Written task
Which lines hold the word "Learning"? Copy each one.
***** Provided data *****
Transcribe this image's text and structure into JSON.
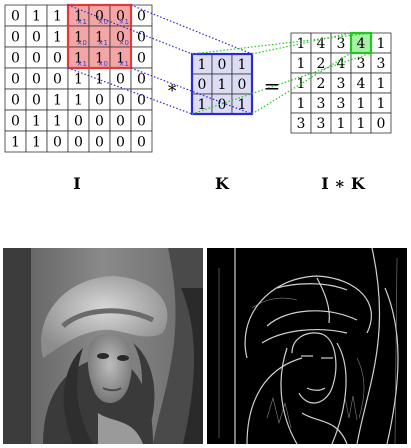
{
  "diagram": {
    "input_matrix": [
      [
        "0",
        "1",
        "1",
        "1",
        "0",
        "0",
        "0"
      ],
      [
        "0",
        "0",
        "1",
        "1",
        "1",
        "0",
        "0"
      ],
      [
        "0",
        "0",
        "0",
        "1",
        "1",
        "1",
        "0"
      ],
      [
        "0",
        "0",
        "0",
        "1",
        "1",
        "0",
        "0"
      ],
      [
        "0",
        "0",
        "1",
        "1",
        "0",
        "0",
        "0"
      ],
      [
        "0",
        "1",
        "1",
        "0",
        "0",
        "0",
        "0"
      ],
      [
        "1",
        "1",
        "0",
        "0",
        "0",
        "0",
        "0"
      ]
    ],
    "highlight_multiplier": "×1",
    "highlight_multiplier_zero": "×0",
    "kernel_matrix": [
      [
        "1",
        "0",
        "1"
      ],
      [
        "0",
        "1",
        "0"
      ],
      [
        "1",
        "0",
        "1"
      ]
    ],
    "output_matrix": [
      [
        "1",
        "4",
        "3",
        "4",
        "1"
      ],
      [
        "1",
        "2",
        "4",
        "3",
        "3"
      ],
      [
        "1",
        "2",
        "3",
        "4",
        "1"
      ],
      [
        "1",
        "3",
        "3",
        "1",
        "1"
      ],
      [
        "3",
        "3",
        "1",
        "1",
        "0"
      ]
    ],
    "operator_convolve": "∗",
    "operator_equals": "=",
    "label_input": "I",
    "label_kernel": "K",
    "label_output": "I ∗ K",
    "colors": {
      "grid_line": "#333333",
      "highlight_fill": "#f4a6a6",
      "highlight_border": "#e03a3a",
      "kernel_fill": "#dcdcf5",
      "kernel_border": "#2b2bd6",
      "output_highlight_fill": "#a8f0a8",
      "output_highlight_border": "#1ec81e",
      "blue_dots": "#2b2bd6",
      "green_dots": "#1ec81e",
      "multiplier_text": "#3a3ad0"
    }
  },
  "images": {
    "left": "grayscale portrait photo (Lena) wearing a wide-brimmed hat with feather",
    "right": "edge-detected version of the same photo, white edges on black"
  }
}
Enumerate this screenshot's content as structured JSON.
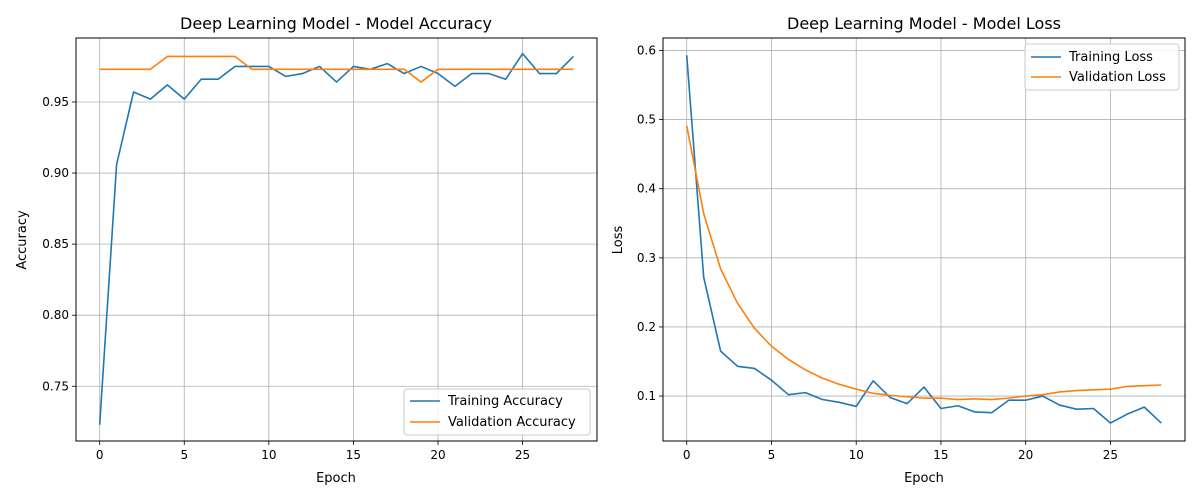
{
  "chart_data": [
    {
      "type": "line",
      "title": "Deep Learning Model - Model Accuracy",
      "xlabel": "Epoch",
      "ylabel": "Accuracy",
      "xlim": [
        -1.4,
        29.4
      ],
      "ylim": [
        0.7115,
        0.995
      ],
      "xticks": [
        0,
        5,
        10,
        15,
        20,
        25
      ],
      "yticks": [
        0.75,
        0.8,
        0.85,
        0.9,
        0.95
      ],
      "xtick_labels": [
        "0",
        "5",
        "10",
        "15",
        "20",
        "25"
      ],
      "ytick_labels": [
        "0.75",
        "0.80",
        "0.85",
        "0.90",
        "0.95"
      ],
      "grid": true,
      "legend_position": "lower-right",
      "x": [
        0,
        1,
        2,
        3,
        4,
        5,
        6,
        7,
        8,
        9,
        10,
        11,
        12,
        13,
        14,
        15,
        16,
        17,
        18,
        19,
        20,
        21,
        22,
        23,
        24,
        25,
        26,
        27,
        28
      ],
      "series": [
        {
          "name": "Training Accuracy",
          "color": "#1f77b4",
          "values": [
            0.723,
            0.906,
            0.957,
            0.952,
            0.962,
            0.952,
            0.966,
            0.966,
            0.975,
            0.975,
            0.975,
            0.968,
            0.97,
            0.975,
            0.964,
            0.975,
            0.973,
            0.977,
            0.97,
            0.975,
            0.97,
            0.961,
            0.97,
            0.97,
            0.966,
            0.984,
            0.97,
            0.97,
            0.982
          ]
        },
        {
          "name": "Validation Accuracy",
          "color": "#ff7f0e",
          "values": [
            0.973,
            0.973,
            0.973,
            0.973,
            0.982,
            0.982,
            0.982,
            0.982,
            0.982,
            0.973,
            0.973,
            0.973,
            0.973,
            0.973,
            0.973,
            0.973,
            0.973,
            0.973,
            0.973,
            0.964,
            0.973,
            0.973,
            0.973,
            0.973,
            0.973,
            0.973,
            0.973,
            0.973,
            0.973
          ]
        }
      ]
    },
    {
      "type": "line",
      "title": "Deep Learning Model - Model Loss",
      "xlabel": "Epoch",
      "ylabel": "Loss",
      "xlim": [
        -1.4,
        29.4
      ],
      "ylim": [
        0.035,
        0.618
      ],
      "xticks": [
        0,
        5,
        10,
        15,
        20,
        25
      ],
      "yticks": [
        0.1,
        0.2,
        0.3,
        0.4,
        0.5,
        0.6
      ],
      "xtick_labels": [
        "0",
        "5",
        "10",
        "15",
        "20",
        "25"
      ],
      "ytick_labels": [
        "0.1",
        "0.2",
        "0.3",
        "0.4",
        "0.5",
        "0.6"
      ],
      "grid": true,
      "legend_position": "upper-right",
      "x": [
        0,
        1,
        2,
        3,
        4,
        5,
        6,
        7,
        8,
        9,
        10,
        11,
        12,
        13,
        14,
        15,
        16,
        17,
        18,
        19,
        20,
        21,
        22,
        23,
        24,
        25,
        26,
        27,
        28
      ],
      "series": [
        {
          "name": "Training Loss",
          "color": "#1f77b4",
          "values": [
            0.593,
            0.272,
            0.165,
            0.143,
            0.14,
            0.123,
            0.102,
            0.105,
            0.095,
            0.091,
            0.085,
            0.122,
            0.098,
            0.089,
            0.113,
            0.082,
            0.086,
            0.077,
            0.076,
            0.094,
            0.094,
            0.1,
            0.087,
            0.081,
            0.082,
            0.061,
            0.074,
            0.084,
            0.061
          ]
        },
        {
          "name": "Validation Loss",
          "color": "#ff7f0e",
          "values": [
            0.491,
            0.364,
            0.284,
            0.234,
            0.198,
            0.172,
            0.153,
            0.138,
            0.126,
            0.117,
            0.11,
            0.104,
            0.101,
            0.099,
            0.097,
            0.097,
            0.095,
            0.096,
            0.095,
            0.097,
            0.1,
            0.102,
            0.106,
            0.108,
            0.109,
            0.11,
            0.114,
            0.115,
            0.116
          ]
        }
      ]
    }
  ]
}
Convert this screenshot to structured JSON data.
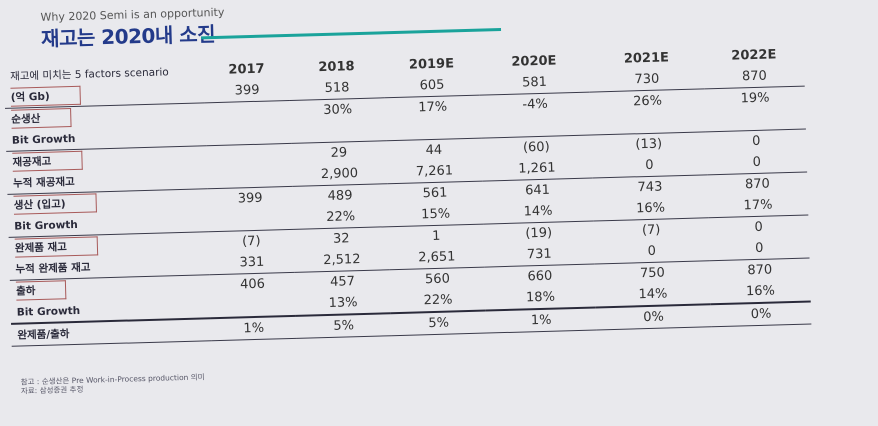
{
  "header": {
    "subtitle": "Why 2020 Semi is an opportunity",
    "title": "재고는 2020내 소진"
  },
  "table": {
    "scenario_label": "재고에 미치는 5 factors scenario",
    "years": [
      "2017",
      "2018",
      "2019E",
      "2020E",
      "2021E",
      "2022E"
    ],
    "rows": [
      {
        "label": "(억 Gb)",
        "values": [
          "399",
          "518",
          "605",
          "581",
          "730",
          "870"
        ]
      },
      {
        "label": "순생산",
        "values": [
          "",
          "30%",
          "17%",
          "-4%",
          "26%",
          "19%"
        ]
      },
      {
        "label": "Bit Growth",
        "values": [
          "",
          "",
          "",
          "",
          "",
          ""
        ]
      },
      {
        "label": "재공재고",
        "values": [
          "",
          "29",
          "44",
          "(60)",
          "(13)",
          "0"
        ]
      },
      {
        "label": "누적 재공재고",
        "values": [
          "",
          "2,900",
          "7,261",
          "1,261",
          "0",
          "0"
        ]
      },
      {
        "label": "생산 (입고)",
        "values": [
          "399",
          "489",
          "561",
          "641",
          "743",
          "870"
        ]
      },
      {
        "label": "Bit Growth",
        "values": [
          "",
          "22%",
          "15%",
          "14%",
          "16%",
          "17%"
        ]
      },
      {
        "label": "완제품 재고",
        "values": [
          "(7)",
          "32",
          "1",
          "(19)",
          "(7)",
          "0"
        ]
      },
      {
        "label": "누적 완제품 재고",
        "values": [
          "331",
          "2,512",
          "2,651",
          "731",
          "0",
          "0"
        ]
      },
      {
        "label": "출하",
        "values": [
          "406",
          "457",
          "560",
          "660",
          "750",
          "870"
        ]
      },
      {
        "label": "Bit Growth",
        "values": [
          "",
          "13%",
          "22%",
          "18%",
          "14%",
          "16%"
        ]
      },
      {
        "label": "완제품/출하",
        "values": [
          "1%",
          "5%",
          "5%",
          "1%",
          "0%",
          "0%"
        ]
      }
    ]
  },
  "footnote": {
    "line1": "참고 : 순생산은 Pre Work-in-Process production 의미",
    "line2": "자료: 삼성증권 추정"
  }
}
*****
The result
      "title": "Deep Learning Model - Model Accuracy",
      "title": "Deep Learning Model - Model Loss",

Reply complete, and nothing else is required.